# Start of Material provided

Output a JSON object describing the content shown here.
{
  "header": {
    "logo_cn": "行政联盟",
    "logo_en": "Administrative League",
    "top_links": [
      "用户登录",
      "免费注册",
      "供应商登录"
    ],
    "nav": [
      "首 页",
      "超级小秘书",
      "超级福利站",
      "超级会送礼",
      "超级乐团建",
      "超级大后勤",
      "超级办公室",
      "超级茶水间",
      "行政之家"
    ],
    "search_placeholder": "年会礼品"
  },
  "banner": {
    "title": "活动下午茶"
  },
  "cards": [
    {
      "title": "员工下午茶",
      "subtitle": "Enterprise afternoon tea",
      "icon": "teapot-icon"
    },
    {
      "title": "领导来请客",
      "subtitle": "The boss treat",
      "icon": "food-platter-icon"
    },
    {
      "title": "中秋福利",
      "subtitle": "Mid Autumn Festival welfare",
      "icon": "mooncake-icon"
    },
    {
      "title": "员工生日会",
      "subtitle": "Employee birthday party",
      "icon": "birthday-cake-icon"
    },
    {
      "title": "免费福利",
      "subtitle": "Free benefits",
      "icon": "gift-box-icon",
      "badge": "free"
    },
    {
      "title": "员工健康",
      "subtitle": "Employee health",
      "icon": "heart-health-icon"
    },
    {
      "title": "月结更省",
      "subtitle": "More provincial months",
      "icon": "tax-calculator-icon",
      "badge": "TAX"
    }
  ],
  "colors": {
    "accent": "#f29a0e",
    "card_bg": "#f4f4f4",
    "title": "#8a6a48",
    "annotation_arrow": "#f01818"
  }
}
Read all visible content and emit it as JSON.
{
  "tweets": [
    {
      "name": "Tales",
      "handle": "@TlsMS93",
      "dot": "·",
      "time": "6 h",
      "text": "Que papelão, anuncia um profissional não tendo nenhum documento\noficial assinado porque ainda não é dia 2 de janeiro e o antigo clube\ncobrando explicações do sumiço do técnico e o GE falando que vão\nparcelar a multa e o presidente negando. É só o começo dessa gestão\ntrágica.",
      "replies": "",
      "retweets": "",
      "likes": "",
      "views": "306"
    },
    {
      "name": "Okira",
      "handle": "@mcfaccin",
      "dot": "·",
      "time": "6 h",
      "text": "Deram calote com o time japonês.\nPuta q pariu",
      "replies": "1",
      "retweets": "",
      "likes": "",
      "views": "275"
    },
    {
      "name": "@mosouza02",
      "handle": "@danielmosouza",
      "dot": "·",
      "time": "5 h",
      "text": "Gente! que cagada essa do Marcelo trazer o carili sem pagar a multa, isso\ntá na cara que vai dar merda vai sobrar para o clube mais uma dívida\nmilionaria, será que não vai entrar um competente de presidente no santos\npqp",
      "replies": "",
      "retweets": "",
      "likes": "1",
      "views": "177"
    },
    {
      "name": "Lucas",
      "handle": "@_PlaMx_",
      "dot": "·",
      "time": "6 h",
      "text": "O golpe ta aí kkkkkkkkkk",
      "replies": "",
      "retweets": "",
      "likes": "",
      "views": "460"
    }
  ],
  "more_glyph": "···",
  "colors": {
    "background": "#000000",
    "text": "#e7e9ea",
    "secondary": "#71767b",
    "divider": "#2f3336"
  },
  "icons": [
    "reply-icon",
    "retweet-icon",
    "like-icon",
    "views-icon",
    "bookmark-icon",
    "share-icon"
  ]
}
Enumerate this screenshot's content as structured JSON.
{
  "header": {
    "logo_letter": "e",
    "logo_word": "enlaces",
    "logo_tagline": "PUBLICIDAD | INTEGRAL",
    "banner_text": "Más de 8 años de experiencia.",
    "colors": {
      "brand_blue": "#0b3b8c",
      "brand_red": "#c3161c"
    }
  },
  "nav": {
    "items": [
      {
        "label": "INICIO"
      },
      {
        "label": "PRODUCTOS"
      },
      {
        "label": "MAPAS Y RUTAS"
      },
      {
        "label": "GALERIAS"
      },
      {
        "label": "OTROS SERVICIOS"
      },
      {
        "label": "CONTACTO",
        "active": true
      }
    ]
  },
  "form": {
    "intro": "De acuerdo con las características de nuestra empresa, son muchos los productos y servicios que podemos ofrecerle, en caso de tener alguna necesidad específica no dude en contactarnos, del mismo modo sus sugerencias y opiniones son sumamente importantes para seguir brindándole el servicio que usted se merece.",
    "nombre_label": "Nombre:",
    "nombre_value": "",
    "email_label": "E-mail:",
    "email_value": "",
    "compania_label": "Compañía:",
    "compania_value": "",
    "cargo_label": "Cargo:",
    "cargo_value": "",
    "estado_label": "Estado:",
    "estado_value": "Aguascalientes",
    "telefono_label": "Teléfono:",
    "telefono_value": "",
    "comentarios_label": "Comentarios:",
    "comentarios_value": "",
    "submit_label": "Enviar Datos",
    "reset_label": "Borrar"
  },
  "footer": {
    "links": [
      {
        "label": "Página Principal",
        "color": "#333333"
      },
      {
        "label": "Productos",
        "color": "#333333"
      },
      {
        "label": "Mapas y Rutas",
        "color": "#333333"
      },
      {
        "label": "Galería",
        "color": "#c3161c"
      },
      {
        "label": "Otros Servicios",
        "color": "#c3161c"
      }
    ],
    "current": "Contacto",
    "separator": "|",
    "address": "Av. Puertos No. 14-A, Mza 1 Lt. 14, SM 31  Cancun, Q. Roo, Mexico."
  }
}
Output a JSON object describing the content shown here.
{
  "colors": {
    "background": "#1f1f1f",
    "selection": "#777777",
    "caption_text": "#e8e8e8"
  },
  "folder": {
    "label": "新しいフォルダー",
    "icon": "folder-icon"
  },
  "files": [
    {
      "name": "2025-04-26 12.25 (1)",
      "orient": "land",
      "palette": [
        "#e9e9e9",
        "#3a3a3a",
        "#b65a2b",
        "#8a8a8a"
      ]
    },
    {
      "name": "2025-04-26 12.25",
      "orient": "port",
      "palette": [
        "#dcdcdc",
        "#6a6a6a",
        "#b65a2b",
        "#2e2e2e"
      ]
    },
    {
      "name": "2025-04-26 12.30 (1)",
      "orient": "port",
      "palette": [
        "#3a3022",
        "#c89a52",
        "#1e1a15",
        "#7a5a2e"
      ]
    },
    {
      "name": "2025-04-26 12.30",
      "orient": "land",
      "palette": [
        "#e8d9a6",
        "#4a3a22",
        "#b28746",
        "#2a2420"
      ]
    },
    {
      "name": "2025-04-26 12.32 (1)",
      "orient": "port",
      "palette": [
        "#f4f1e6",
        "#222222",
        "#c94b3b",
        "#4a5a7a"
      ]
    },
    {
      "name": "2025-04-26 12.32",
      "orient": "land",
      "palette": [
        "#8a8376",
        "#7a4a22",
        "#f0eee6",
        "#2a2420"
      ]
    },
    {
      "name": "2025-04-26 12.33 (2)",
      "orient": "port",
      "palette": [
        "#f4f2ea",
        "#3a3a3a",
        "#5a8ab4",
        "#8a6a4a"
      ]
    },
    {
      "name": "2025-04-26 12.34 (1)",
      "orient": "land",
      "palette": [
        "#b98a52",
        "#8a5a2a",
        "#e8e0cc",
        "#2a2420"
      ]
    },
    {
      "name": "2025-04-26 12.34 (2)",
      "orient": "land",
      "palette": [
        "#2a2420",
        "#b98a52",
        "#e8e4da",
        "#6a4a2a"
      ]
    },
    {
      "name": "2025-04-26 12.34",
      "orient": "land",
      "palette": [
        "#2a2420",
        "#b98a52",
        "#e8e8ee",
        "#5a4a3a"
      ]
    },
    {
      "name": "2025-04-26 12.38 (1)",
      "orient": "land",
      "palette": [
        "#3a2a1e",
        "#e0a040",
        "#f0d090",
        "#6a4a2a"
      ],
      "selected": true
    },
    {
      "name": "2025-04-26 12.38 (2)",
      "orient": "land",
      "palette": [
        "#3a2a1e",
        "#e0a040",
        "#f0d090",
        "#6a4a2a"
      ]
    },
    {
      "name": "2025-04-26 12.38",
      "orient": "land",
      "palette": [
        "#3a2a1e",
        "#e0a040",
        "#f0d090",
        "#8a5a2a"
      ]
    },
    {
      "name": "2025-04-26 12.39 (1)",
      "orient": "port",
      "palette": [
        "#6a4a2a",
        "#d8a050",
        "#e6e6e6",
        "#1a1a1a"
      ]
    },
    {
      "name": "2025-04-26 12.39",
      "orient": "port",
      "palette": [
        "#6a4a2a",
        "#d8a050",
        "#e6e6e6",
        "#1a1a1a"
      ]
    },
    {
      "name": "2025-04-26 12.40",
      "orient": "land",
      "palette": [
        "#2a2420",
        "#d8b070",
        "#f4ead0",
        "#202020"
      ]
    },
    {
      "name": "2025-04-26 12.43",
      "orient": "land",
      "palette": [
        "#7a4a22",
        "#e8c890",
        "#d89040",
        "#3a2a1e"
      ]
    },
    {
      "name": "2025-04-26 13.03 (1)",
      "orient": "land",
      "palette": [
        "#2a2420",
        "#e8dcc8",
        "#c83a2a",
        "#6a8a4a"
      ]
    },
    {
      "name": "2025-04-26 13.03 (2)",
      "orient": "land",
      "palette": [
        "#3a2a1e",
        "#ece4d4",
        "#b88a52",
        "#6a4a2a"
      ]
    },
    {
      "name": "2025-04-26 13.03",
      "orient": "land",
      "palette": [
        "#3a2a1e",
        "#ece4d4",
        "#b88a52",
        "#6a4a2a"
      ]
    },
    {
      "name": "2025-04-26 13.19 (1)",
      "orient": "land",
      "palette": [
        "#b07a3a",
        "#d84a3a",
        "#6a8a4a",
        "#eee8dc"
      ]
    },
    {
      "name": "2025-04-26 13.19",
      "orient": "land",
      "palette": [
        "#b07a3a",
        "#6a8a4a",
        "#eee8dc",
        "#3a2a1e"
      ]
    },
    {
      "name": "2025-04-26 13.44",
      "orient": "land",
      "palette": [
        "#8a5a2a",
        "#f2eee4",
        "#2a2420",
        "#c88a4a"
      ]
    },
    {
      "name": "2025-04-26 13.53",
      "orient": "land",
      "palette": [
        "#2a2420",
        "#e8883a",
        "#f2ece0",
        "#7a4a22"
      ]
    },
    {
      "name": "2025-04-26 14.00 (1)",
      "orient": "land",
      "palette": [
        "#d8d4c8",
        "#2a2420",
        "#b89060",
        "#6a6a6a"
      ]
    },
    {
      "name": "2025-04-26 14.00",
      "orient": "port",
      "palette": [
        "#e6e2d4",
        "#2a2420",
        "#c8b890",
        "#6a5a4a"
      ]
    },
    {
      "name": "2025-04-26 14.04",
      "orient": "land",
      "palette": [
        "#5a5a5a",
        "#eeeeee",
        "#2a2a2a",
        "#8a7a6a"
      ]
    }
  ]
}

# End of Material provided

# Aim:
Pull out all lines in the data above that include "views".

# The output:
      "views": "306"
      "views": "275"
      "views": "177"
      "views": "460"
    "views-icon",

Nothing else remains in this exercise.